Each line of the data that includes the string "value" is to be copied out.
___ Items ___
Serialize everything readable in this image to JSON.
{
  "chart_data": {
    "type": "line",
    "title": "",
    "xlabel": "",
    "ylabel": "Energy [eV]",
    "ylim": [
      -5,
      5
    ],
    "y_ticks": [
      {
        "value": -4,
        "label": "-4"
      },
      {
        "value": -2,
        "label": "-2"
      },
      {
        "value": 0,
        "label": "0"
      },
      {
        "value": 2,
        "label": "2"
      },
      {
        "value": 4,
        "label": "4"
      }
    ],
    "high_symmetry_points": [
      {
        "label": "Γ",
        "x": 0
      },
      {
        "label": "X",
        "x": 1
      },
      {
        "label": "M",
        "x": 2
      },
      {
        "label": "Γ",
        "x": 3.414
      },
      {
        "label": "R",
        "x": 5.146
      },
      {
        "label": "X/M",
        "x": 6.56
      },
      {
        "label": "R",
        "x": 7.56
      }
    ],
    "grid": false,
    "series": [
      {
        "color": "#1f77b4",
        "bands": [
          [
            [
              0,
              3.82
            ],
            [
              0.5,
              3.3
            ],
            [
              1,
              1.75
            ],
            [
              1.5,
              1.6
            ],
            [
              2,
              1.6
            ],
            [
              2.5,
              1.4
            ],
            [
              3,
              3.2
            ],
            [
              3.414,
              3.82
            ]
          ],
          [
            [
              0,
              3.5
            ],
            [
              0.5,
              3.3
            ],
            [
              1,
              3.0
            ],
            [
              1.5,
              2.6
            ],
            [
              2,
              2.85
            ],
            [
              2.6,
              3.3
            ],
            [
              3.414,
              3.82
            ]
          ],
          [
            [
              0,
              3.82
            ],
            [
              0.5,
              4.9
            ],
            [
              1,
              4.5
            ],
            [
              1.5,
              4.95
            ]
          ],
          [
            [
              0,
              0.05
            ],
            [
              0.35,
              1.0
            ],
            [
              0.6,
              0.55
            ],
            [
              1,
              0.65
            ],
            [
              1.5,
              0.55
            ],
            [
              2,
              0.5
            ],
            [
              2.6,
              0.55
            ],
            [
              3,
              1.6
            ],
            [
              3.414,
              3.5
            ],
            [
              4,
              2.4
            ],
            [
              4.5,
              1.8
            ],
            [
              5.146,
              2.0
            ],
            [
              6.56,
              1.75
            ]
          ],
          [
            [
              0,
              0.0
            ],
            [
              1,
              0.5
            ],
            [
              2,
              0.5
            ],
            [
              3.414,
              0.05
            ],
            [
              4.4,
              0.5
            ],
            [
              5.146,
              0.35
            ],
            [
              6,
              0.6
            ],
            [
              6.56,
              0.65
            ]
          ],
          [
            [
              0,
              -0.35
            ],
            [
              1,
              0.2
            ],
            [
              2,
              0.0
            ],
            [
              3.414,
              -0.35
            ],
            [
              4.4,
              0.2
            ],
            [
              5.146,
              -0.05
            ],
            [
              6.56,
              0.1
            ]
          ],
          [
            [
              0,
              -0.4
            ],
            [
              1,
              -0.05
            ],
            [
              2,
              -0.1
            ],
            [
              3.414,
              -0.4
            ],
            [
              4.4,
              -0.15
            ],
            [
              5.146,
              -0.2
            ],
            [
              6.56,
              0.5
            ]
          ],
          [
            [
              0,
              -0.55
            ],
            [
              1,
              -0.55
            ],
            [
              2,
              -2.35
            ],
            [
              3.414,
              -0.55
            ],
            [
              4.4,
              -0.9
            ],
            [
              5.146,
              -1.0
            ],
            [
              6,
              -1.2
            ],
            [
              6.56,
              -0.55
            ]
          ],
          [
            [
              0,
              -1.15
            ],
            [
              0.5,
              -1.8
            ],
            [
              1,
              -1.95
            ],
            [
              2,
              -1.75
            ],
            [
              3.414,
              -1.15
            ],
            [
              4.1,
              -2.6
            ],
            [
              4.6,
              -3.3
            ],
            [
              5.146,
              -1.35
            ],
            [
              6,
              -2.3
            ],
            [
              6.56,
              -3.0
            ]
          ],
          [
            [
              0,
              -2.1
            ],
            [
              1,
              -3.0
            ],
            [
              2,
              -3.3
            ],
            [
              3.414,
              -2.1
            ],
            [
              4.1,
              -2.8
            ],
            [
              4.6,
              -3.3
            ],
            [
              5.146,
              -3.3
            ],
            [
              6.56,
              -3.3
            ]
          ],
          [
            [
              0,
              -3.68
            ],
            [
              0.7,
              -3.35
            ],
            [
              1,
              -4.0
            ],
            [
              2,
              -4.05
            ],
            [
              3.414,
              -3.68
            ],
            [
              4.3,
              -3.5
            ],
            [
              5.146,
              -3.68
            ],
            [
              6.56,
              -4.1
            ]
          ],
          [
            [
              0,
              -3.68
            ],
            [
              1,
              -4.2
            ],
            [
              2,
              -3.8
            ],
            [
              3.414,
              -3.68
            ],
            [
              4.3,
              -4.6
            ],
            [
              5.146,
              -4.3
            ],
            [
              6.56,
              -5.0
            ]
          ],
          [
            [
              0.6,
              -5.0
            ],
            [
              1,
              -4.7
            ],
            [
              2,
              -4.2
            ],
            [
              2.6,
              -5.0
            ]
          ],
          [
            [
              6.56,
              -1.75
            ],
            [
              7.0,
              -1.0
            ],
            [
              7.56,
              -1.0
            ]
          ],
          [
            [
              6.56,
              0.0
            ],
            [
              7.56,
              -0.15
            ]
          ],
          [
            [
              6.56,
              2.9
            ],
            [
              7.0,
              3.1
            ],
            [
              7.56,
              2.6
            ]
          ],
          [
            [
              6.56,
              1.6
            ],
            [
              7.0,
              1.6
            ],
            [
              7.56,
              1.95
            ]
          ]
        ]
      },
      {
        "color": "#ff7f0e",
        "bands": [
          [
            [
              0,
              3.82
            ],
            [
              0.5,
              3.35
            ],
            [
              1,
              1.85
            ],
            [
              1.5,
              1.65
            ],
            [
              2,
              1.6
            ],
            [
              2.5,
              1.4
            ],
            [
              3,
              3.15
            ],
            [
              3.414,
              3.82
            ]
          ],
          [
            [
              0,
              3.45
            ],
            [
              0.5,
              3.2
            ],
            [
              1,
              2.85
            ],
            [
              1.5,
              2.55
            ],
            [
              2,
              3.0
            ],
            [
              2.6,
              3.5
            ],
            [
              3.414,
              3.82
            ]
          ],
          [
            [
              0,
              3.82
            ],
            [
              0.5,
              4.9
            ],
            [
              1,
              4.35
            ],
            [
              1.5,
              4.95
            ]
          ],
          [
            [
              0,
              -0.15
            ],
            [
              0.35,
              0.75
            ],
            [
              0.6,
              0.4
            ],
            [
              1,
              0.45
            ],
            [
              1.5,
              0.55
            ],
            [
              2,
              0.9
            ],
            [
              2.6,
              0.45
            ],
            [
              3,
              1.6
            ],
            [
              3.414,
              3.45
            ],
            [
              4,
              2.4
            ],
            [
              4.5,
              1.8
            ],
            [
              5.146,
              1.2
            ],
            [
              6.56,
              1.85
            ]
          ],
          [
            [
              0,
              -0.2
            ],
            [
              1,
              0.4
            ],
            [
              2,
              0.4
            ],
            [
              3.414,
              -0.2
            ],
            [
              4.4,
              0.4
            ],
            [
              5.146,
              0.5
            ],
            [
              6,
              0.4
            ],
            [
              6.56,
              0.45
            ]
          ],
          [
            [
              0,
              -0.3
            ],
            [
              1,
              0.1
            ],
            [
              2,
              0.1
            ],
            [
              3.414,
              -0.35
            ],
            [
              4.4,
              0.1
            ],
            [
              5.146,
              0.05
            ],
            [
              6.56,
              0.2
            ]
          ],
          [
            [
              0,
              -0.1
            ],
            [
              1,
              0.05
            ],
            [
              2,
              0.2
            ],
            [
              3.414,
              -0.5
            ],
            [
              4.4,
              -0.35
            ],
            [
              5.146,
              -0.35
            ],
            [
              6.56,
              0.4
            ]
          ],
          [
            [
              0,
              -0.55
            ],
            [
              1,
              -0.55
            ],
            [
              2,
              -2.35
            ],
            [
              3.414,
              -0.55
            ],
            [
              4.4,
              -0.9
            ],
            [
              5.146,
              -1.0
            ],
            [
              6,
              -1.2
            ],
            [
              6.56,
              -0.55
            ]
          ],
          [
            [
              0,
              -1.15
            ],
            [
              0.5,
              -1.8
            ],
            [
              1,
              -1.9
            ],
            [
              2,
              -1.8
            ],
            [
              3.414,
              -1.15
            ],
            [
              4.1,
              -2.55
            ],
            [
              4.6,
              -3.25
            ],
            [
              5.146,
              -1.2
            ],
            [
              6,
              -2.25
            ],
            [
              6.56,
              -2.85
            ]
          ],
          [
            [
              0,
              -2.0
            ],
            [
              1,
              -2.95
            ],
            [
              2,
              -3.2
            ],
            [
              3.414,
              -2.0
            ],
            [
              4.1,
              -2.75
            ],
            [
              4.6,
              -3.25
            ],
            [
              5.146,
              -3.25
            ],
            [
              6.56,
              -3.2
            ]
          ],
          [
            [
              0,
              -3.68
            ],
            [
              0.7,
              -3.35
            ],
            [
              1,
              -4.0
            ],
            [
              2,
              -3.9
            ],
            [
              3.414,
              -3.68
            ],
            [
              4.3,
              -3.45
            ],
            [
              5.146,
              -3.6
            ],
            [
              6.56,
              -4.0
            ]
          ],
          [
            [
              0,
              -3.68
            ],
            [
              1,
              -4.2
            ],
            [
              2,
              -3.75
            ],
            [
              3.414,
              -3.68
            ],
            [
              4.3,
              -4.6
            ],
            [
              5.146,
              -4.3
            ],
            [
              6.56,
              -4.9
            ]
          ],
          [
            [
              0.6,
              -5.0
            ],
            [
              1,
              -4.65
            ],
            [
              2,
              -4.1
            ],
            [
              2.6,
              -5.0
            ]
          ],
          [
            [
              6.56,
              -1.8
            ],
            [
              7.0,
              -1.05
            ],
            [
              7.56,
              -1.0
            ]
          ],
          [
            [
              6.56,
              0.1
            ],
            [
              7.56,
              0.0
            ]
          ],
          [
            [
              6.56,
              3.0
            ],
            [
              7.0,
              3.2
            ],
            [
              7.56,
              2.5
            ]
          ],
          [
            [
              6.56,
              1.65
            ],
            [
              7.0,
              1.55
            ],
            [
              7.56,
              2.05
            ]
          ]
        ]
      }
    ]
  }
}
___
Task output:
        "value": -4,
        "value": -2,
        "value": 0,
        "value": 2,
        "value": 4,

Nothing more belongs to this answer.